Labeled region entries:
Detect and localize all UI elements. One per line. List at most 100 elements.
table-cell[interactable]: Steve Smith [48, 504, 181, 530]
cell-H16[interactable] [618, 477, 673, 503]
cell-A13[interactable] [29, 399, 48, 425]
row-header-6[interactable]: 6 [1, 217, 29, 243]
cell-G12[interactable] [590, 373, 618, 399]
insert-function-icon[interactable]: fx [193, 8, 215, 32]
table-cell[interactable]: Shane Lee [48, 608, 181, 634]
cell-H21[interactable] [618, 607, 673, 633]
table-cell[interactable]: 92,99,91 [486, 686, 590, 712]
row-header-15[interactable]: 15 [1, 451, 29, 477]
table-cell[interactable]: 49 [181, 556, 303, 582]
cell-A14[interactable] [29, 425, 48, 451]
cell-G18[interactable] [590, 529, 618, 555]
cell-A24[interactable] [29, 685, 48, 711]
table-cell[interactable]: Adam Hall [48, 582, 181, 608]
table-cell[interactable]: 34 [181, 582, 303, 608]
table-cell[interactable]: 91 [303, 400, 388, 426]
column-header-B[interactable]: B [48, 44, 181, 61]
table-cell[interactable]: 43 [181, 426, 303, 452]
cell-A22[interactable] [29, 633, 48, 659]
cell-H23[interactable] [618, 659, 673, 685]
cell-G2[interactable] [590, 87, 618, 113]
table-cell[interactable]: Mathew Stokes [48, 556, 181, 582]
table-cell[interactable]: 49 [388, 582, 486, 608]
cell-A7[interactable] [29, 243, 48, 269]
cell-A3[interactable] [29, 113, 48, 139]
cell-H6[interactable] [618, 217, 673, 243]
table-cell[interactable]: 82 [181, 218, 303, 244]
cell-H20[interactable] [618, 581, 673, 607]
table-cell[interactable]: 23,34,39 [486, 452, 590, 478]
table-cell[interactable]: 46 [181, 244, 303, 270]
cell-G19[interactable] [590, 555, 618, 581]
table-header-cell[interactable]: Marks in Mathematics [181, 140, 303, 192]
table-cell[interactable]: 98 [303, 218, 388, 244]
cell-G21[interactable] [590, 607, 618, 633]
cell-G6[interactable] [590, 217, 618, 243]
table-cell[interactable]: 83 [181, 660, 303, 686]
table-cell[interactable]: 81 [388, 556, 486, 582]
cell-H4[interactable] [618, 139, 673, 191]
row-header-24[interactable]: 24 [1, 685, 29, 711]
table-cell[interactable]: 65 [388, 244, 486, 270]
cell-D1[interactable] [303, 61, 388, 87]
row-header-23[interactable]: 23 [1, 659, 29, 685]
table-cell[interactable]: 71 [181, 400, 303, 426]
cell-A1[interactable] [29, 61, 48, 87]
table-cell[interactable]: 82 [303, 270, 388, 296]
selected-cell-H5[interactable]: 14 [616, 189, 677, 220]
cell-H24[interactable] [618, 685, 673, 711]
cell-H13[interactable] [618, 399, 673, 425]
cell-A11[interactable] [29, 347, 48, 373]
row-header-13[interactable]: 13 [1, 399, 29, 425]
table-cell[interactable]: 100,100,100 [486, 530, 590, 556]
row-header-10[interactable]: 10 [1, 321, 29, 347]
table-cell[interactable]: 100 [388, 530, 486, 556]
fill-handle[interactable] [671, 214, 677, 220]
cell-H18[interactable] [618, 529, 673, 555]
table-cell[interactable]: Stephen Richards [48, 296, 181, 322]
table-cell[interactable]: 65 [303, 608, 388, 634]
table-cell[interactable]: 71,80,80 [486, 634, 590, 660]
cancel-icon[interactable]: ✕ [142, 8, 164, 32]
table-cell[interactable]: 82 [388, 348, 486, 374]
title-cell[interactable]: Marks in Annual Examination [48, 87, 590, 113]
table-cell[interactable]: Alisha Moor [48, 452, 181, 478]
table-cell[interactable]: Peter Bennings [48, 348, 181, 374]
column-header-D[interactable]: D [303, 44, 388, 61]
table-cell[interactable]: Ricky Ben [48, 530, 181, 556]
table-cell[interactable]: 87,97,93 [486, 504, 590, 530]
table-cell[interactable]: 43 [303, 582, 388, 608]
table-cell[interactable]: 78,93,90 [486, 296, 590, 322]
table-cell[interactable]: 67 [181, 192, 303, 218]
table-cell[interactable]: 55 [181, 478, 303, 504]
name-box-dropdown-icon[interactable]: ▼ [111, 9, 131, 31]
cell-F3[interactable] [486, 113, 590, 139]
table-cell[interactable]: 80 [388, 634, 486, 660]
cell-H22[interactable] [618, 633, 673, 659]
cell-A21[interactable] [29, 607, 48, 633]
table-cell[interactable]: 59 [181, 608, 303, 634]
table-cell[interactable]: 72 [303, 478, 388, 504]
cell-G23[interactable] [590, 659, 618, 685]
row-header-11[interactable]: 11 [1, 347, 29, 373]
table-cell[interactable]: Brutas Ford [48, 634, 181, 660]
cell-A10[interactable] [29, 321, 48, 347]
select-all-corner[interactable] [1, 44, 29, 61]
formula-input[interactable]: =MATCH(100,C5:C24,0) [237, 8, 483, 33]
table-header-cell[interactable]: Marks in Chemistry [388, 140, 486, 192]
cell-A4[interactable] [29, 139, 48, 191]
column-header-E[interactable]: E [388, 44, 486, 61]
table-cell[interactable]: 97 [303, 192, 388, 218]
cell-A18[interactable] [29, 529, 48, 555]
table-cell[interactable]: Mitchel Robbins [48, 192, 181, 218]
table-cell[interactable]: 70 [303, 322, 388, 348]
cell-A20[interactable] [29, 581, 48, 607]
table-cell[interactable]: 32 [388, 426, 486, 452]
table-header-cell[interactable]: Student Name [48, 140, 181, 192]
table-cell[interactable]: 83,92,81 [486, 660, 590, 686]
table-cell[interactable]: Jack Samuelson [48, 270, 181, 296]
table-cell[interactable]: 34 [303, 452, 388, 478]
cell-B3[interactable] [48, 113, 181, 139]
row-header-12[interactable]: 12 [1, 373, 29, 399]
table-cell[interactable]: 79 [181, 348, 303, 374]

Set task
Rewrite all of these rows, substituting "clickable" for every occurrence of "interactable" and leaving everything else unchanged.

Right answer
Detect and localize all UI elements. One per line. List at most 100 elements.
table-cell[clickable]: Steve Smith [48, 504, 181, 530]
cell-H16[clickable] [618, 477, 673, 503]
cell-A13[clickable] [29, 399, 48, 425]
row-header-6[clickable]: 6 [1, 217, 29, 243]
cell-G12[clickable] [590, 373, 618, 399]
insert-function-icon[clickable]: fx [193, 8, 215, 32]
table-cell[clickable]: Shane Lee [48, 608, 181, 634]
cell-H21[clickable] [618, 607, 673, 633]
table-cell[clickable]: 92,99,91 [486, 686, 590, 712]
row-header-15[clickable]: 15 [1, 451, 29, 477]
table-cell[clickable]: 49 [181, 556, 303, 582]
cell-A14[clickable] [29, 425, 48, 451]
cell-G18[clickable] [590, 529, 618, 555]
cell-A24[clickable] [29, 685, 48, 711]
table-cell[clickable]: Adam Hall [48, 582, 181, 608]
table-cell[clickable]: 34 [181, 582, 303, 608]
table-cell[clickable]: 91 [303, 400, 388, 426]
column-header-B[clickable]: B [48, 44, 181, 61]
table-cell[clickable]: 43 [181, 426, 303, 452]
cell-A22[clickable] [29, 633, 48, 659]
cell-H23[clickable] [618, 659, 673, 685]
cell-G2[clickable] [590, 87, 618, 113]
table-cell[clickable]: Mathew Stokes [48, 556, 181, 582]
table-cell[clickable]: 49 [388, 582, 486, 608]
cell-A7[clickable] [29, 243, 48, 269]
cell-A3[clickable] [29, 113, 48, 139]
cell-H6[clickable] [618, 217, 673, 243]
table-cell[clickable]: 82 [181, 218, 303, 244]
cell-H20[clickable] [618, 581, 673, 607]
table-cell[clickable]: 23,34,39 [486, 452, 590, 478]
table-cell[clickable]: 46 [181, 244, 303, 270]
cell-G19[clickable] [590, 555, 618, 581]
table-header-cell[clickable]: Marks in Mathematics [181, 140, 303, 192]
table-cell[clickable]: 98 [303, 218, 388, 244]
cell-G21[clickable] [590, 607, 618, 633]
cell-G6[clickable] [590, 217, 618, 243]
table-cell[clickable]: 83 [181, 660, 303, 686]
table-cell[clickable]: 81 [388, 556, 486, 582]
cell-H4[clickable] [618, 139, 673, 191]
row-header-24[clickable]: 24 [1, 685, 29, 711]
table-cell[clickable]: 65 [388, 244, 486, 270]
cell-D1[clickable] [303, 61, 388, 87]
row-header-23[clickable]: 23 [1, 659, 29, 685]
table-cell[clickable]: 71 [181, 400, 303, 426]
cell-A1[clickable] [29, 61, 48, 87]
table-cell[clickable]: 82 [303, 270, 388, 296]
selected-cell-H5[clickable]: 14 [616, 189, 677, 220]
cell-H24[clickable] [618, 685, 673, 711]
cell-H13[clickable] [618, 399, 673, 425]
cell-A11[clickable] [29, 347, 48, 373]
row-header-13[clickable]: 13 [1, 399, 29, 425]
table-cell[clickable]: 100,100,100 [486, 530, 590, 556]
row-header-10[clickable]: 10 [1, 321, 29, 347]
table-cell[clickable]: 100 [388, 530, 486, 556]
fill-handle[clickable] [671, 214, 677, 220]
cell-H18[clickable] [618, 529, 673, 555]
table-cell[clickable]: Stephen Richards [48, 296, 181, 322]
table-cell[clickable]: 65 [303, 608, 388, 634]
table-cell[clickable]: 71,80,80 [486, 634, 590, 660]
cancel-icon[clickable]: ✕ [142, 8, 164, 32]
table-cell[clickable]: 82 [388, 348, 486, 374]
title-cell[clickable]: Marks in Annual Examination [48, 87, 590, 113]
table-cell[clickable]: Alisha Moor [48, 452, 181, 478]
table-cell[clickable]: Peter Bennings [48, 348, 181, 374]
column-header-D[clickable]: D [303, 44, 388, 61]
table-cell[clickable]: Ricky Ben [48, 530, 181, 556]
table-cell[clickable]: 87,97,93 [486, 504, 590, 530]
table-cell[clickable]: 43 [303, 582, 388, 608]
table-cell[clickable]: 78,93,90 [486, 296, 590, 322]
table-cell[clickable]: 67 [181, 192, 303, 218]
table-cell[clickable]: 55 [181, 478, 303, 504]
name-box-dropdown-icon[clickable]: ▼ [111, 9, 131, 31]
cell-F3[clickable] [486, 113, 590, 139]
table-cell[clickable]: 80 [388, 634, 486, 660]
cell-H22[clickable] [618, 633, 673, 659]
cell-A21[clickable] [29, 607, 48, 633]
table-cell[clickable]: 59 [181, 608, 303, 634]
table-cell[clickable]: 72 [303, 478, 388, 504]
cell-G23[clickable] [590, 659, 618, 685]
row-header-11[clickable]: 11 [1, 347, 29, 373]
table-cell[clickable]: Brutas Ford [48, 634, 181, 660]
cell-A10[clickable] [29, 321, 48, 347]
select-all-corner[clickable] [1, 44, 29, 61]
formula-input[clickable]: =MATCH(100,C5:C24,0) [237, 8, 483, 33]
table-header-cell[clickable]: Marks in Chemistry [388, 140, 486, 192]
cell-A4[clickable] [29, 139, 48, 191]
column-header-E[clickable]: E [388, 44, 486, 61]
table-cell[clickable]: 97 [303, 192, 388, 218]
cell-A18[clickable] [29, 529, 48, 555]
table-cell[clickable]: Mitchel Robbins [48, 192, 181, 218]
table-cell[clickable]: 70 [303, 322, 388, 348]
cell-A20[clickable] [29, 581, 48, 607]
table-cell[clickable]: 32 [388, 426, 486, 452]
table-header-cell[clickable]: Student Name [48, 140, 181, 192]
table-cell[clickable]: 83,92,81 [486, 660, 590, 686]
table-cell[clickable]: Jack Samuelson [48, 270, 181, 296]
table-cell[clickable]: 34 [303, 452, 388, 478]
cell-B3[clickable] [48, 113, 181, 139]
row-header-12[clickable]: 12 [1, 373, 29, 399]
table-cell[clickable]: 79 [181, 348, 303, 374]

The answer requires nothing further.